--- Records shown ---
--

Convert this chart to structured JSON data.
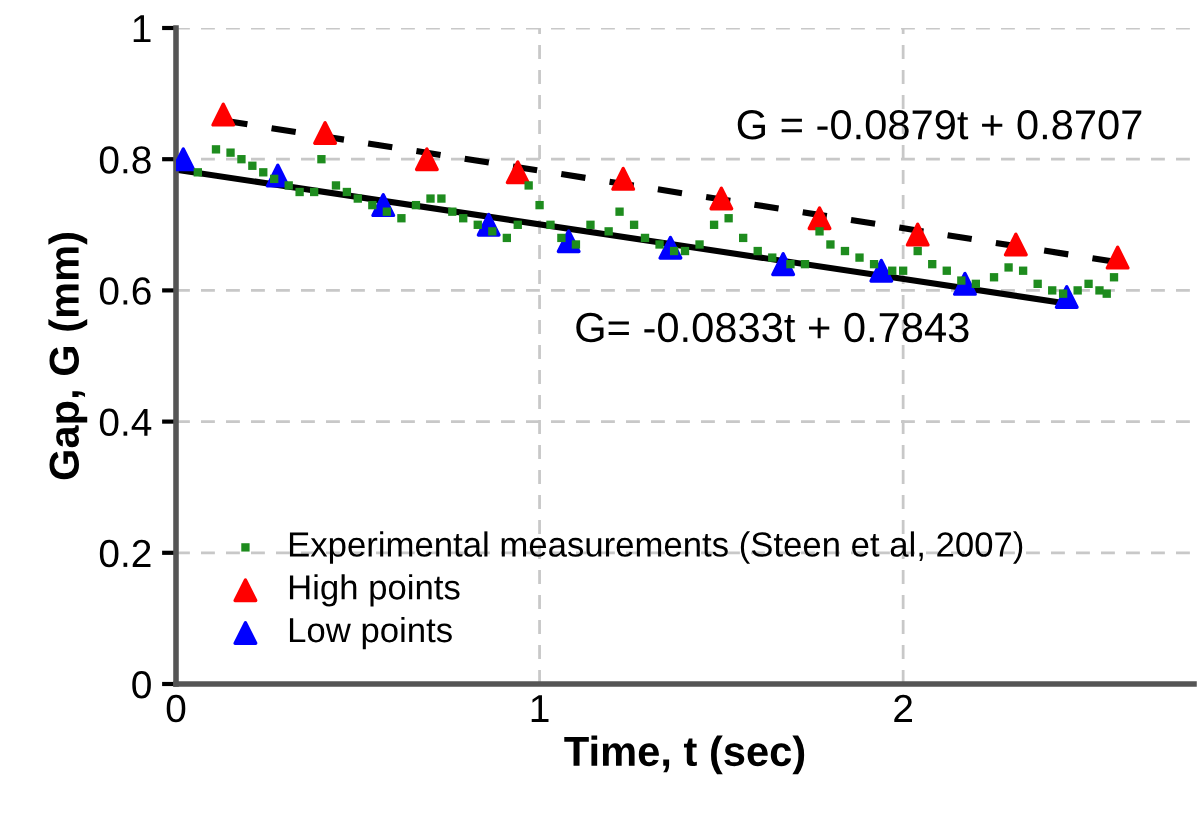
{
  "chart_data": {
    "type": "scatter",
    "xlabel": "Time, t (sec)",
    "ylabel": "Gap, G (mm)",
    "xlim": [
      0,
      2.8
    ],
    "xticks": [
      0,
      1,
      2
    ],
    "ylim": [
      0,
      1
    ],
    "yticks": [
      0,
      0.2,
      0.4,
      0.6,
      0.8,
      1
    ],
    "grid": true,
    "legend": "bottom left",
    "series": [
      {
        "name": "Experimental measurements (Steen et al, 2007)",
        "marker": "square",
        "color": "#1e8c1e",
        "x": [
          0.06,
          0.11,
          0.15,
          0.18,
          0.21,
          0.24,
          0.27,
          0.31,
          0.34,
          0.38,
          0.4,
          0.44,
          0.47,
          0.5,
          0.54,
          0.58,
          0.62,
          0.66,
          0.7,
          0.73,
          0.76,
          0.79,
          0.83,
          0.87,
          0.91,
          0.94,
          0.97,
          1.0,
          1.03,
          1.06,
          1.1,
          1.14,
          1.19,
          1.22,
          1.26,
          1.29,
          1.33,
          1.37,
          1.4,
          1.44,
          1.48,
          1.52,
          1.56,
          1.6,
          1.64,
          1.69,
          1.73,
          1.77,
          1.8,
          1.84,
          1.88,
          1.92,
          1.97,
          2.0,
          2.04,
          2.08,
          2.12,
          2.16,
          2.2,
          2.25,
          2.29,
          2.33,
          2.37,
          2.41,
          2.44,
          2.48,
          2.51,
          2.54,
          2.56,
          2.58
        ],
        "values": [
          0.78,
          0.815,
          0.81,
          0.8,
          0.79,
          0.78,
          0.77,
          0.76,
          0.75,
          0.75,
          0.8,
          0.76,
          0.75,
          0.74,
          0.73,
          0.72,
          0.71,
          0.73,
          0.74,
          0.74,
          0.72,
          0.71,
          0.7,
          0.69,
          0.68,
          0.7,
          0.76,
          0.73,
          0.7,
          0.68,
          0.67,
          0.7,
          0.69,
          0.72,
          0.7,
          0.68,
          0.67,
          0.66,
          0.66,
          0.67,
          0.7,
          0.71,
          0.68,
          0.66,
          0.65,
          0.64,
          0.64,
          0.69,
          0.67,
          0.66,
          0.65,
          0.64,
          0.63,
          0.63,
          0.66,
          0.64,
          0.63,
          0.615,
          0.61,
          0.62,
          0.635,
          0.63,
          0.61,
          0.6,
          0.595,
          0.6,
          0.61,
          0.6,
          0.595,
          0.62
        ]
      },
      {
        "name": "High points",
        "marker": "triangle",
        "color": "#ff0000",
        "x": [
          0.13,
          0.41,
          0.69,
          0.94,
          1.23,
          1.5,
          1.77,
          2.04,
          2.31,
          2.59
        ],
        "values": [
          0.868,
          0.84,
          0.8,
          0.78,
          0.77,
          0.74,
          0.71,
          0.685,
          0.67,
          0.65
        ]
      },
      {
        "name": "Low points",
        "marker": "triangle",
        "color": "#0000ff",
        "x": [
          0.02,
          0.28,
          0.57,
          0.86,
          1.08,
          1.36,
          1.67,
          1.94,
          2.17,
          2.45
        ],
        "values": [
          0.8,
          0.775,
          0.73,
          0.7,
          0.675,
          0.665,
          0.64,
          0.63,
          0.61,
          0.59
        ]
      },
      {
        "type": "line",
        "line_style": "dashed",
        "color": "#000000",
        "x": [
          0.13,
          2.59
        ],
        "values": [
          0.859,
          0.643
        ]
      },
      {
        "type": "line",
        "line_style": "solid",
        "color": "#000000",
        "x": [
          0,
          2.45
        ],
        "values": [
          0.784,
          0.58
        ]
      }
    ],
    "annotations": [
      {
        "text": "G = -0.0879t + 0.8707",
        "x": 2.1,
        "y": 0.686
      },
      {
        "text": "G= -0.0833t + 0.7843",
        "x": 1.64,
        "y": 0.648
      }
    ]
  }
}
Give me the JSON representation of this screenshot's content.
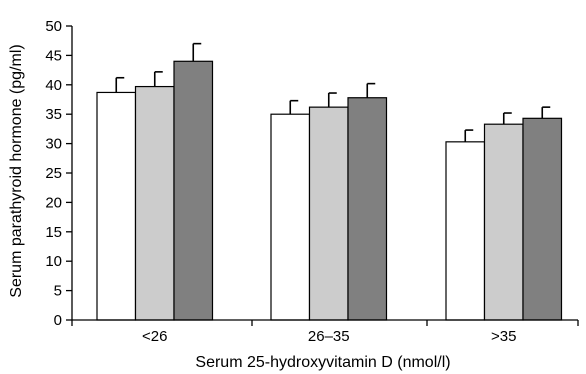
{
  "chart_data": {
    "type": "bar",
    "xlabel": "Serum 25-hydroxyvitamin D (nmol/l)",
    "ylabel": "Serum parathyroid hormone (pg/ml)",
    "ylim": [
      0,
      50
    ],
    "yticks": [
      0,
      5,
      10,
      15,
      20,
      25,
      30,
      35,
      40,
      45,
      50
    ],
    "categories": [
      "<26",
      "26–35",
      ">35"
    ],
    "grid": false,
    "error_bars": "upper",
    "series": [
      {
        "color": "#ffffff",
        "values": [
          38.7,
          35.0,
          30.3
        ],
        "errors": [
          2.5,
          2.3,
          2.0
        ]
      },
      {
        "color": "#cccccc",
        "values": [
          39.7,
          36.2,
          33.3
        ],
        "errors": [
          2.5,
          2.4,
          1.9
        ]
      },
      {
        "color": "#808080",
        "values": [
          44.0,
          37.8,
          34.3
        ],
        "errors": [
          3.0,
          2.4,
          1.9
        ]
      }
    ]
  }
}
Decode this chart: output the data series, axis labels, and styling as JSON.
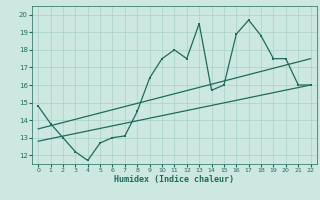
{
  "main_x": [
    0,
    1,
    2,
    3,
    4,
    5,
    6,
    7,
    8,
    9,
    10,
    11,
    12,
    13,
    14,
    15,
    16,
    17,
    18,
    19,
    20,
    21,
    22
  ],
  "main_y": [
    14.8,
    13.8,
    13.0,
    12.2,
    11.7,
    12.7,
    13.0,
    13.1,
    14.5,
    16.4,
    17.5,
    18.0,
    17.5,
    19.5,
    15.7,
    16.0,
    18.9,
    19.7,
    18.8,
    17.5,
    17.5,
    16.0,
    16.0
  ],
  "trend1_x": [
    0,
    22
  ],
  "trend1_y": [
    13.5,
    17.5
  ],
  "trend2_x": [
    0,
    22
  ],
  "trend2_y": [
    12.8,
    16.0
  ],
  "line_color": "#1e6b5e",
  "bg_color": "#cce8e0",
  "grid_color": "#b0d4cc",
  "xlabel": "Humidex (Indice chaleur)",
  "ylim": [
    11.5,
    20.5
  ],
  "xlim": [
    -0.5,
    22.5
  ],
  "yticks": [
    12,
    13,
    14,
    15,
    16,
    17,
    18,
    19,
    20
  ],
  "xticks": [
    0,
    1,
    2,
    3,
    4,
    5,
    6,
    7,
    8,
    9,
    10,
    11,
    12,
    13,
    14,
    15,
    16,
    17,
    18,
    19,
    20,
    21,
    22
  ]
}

--

Copy the material above in full and exactly, skipping pictures.

--- Response for this exercise ---
Convert this chart to structured JSON data.
{
  "chart_data": {
    "type": "scatter",
    "xlabel": "Time, t (sec)",
    "ylabel": "Gap, G (mm)",
    "xlim": [
      0,
      2.8
    ],
    "xticks": [
      0,
      1,
      2
    ],
    "ylim": [
      0,
      1
    ],
    "yticks": [
      0,
      0.2,
      0.4,
      0.6,
      0.8,
      1
    ],
    "grid": true,
    "legend": "bottom left",
    "series": [
      {
        "name": "Experimental measurements (Steen et al, 2007)",
        "marker": "square",
        "color": "#1e8c1e",
        "x": [
          0.06,
          0.11,
          0.15,
          0.18,
          0.21,
          0.24,
          0.27,
          0.31,
          0.34,
          0.38,
          0.4,
          0.44,
          0.47,
          0.5,
          0.54,
          0.58,
          0.62,
          0.66,
          0.7,
          0.73,
          0.76,
          0.79,
          0.83,
          0.87,
          0.91,
          0.94,
          0.97,
          1.0,
          1.03,
          1.06,
          1.1,
          1.14,
          1.19,
          1.22,
          1.26,
          1.29,
          1.33,
          1.37,
          1.4,
          1.44,
          1.48,
          1.52,
          1.56,
          1.6,
          1.64,
          1.69,
          1.73,
          1.77,
          1.8,
          1.84,
          1.88,
          1.92,
          1.97,
          2.0,
          2.04,
          2.08,
          2.12,
          2.16,
          2.2,
          2.25,
          2.29,
          2.33,
          2.37,
          2.41,
          2.44,
          2.48,
          2.51,
          2.54,
          2.56,
          2.58
        ],
        "values": [
          0.78,
          0.815,
          0.81,
          0.8,
          0.79,
          0.78,
          0.77,
          0.76,
          0.75,
          0.75,
          0.8,
          0.76,
          0.75,
          0.74,
          0.73,
          0.72,
          0.71,
          0.73,
          0.74,
          0.74,
          0.72,
          0.71,
          0.7,
          0.69,
          0.68,
          0.7,
          0.76,
          0.73,
          0.7,
          0.68,
          0.67,
          0.7,
          0.69,
          0.72,
          0.7,
          0.68,
          0.67,
          0.66,
          0.66,
          0.67,
          0.7,
          0.71,
          0.68,
          0.66,
          0.65,
          0.64,
          0.64,
          0.69,
          0.67,
          0.66,
          0.65,
          0.64,
          0.63,
          0.63,
          0.66,
          0.64,
          0.63,
          0.615,
          0.61,
          0.62,
          0.635,
          0.63,
          0.61,
          0.6,
          0.595,
          0.6,
          0.61,
          0.6,
          0.595,
          0.62
        ]
      },
      {
        "name": "High points",
        "marker": "triangle",
        "color": "#ff0000",
        "x": [
          0.13,
          0.41,
          0.69,
          0.94,
          1.23,
          1.5,
          1.77,
          2.04,
          2.31,
          2.59
        ],
        "values": [
          0.868,
          0.84,
          0.8,
          0.78,
          0.77,
          0.74,
          0.71,
          0.685,
          0.67,
          0.65
        ]
      },
      {
        "name": "Low points",
        "marker": "triangle",
        "color": "#0000ff",
        "x": [
          0.02,
          0.28,
          0.57,
          0.86,
          1.08,
          1.36,
          1.67,
          1.94,
          2.17,
          2.45
        ],
        "values": [
          0.8,
          0.775,
          0.73,
          0.7,
          0.675,
          0.665,
          0.64,
          0.63,
          0.61,
          0.59
        ]
      },
      {
        "type": "line",
        "line_style": "dashed",
        "color": "#000000",
        "x": [
          0.13,
          2.59
        ],
        "values": [
          0.859,
          0.643
        ]
      },
      {
        "type": "line",
        "line_style": "solid",
        "color": "#000000",
        "x": [
          0,
          2.45
        ],
        "values": [
          0.784,
          0.58
        ]
      }
    ],
    "annotations": [
      {
        "text": "G = -0.0879t + 0.8707",
        "x": 2.1,
        "y": 0.686
      },
      {
        "text": "G= -0.0833t + 0.7843",
        "x": 1.64,
        "y": 0.648
      }
    ]
  }
}
Give me the JSON representation of this screenshot's content.
{
  "chart_data": {
    "type": "bar",
    "xlabel": "Serum 25-hydroxyvitamin D (nmol/l)",
    "ylabel": "Serum parathyroid hormone (pg/ml)",
    "ylim": [
      0,
      50
    ],
    "yticks": [
      0,
      5,
      10,
      15,
      20,
      25,
      30,
      35,
      40,
      45,
      50
    ],
    "categories": [
      "<26",
      "26–35",
      ">35"
    ],
    "grid": false,
    "error_bars": "upper",
    "series": [
      {
        "color": "#ffffff",
        "values": [
          38.7,
          35.0,
          30.3
        ],
        "errors": [
          2.5,
          2.3,
          2.0
        ]
      },
      {
        "color": "#cccccc",
        "values": [
          39.7,
          36.2,
          33.3
        ],
        "errors": [
          2.5,
          2.4,
          1.9
        ]
      },
      {
        "color": "#808080",
        "values": [
          44.0,
          37.8,
          34.3
        ],
        "errors": [
          3.0,
          2.4,
          1.9
        ]
      }
    ]
  }
}
Decode this chart: output the data series, axis labels, and styling as JSON.
{
  "main_x": [
    0,
    1,
    2,
    3,
    4,
    5,
    6,
    7,
    8,
    9,
    10,
    11,
    12,
    13,
    14,
    15,
    16,
    17,
    18,
    19,
    20,
    21,
    22
  ],
  "main_y": [
    14.8,
    13.8,
    13.0,
    12.2,
    11.7,
    12.7,
    13.0,
    13.1,
    14.5,
    16.4,
    17.5,
    18.0,
    17.5,
    19.5,
    15.7,
    16.0,
    18.9,
    19.7,
    18.8,
    17.5,
    17.5,
    16.0,
    16.0
  ],
  "trend1_x": [
    0,
    22
  ],
  "trend1_y": [
    13.5,
    17.5
  ],
  "trend2_x": [
    0,
    22
  ],
  "trend2_y": [
    12.8,
    16.0
  ],
  "line_color": "#1e6b5e",
  "bg_color": "#cce8e0",
  "grid_color": "#b0d4cc",
  "xlabel": "Humidex (Indice chaleur)",
  "ylim": [
    11.5,
    20.5
  ],
  "xlim": [
    -0.5,
    22.5
  ],
  "yticks": [
    12,
    13,
    14,
    15,
    16,
    17,
    18,
    19,
    20
  ],
  "xticks": [
    0,
    1,
    2,
    3,
    4,
    5,
    6,
    7,
    8,
    9,
    10,
    11,
    12,
    13,
    14,
    15,
    16,
    17,
    18,
    19,
    20,
    21,
    22
  ]
}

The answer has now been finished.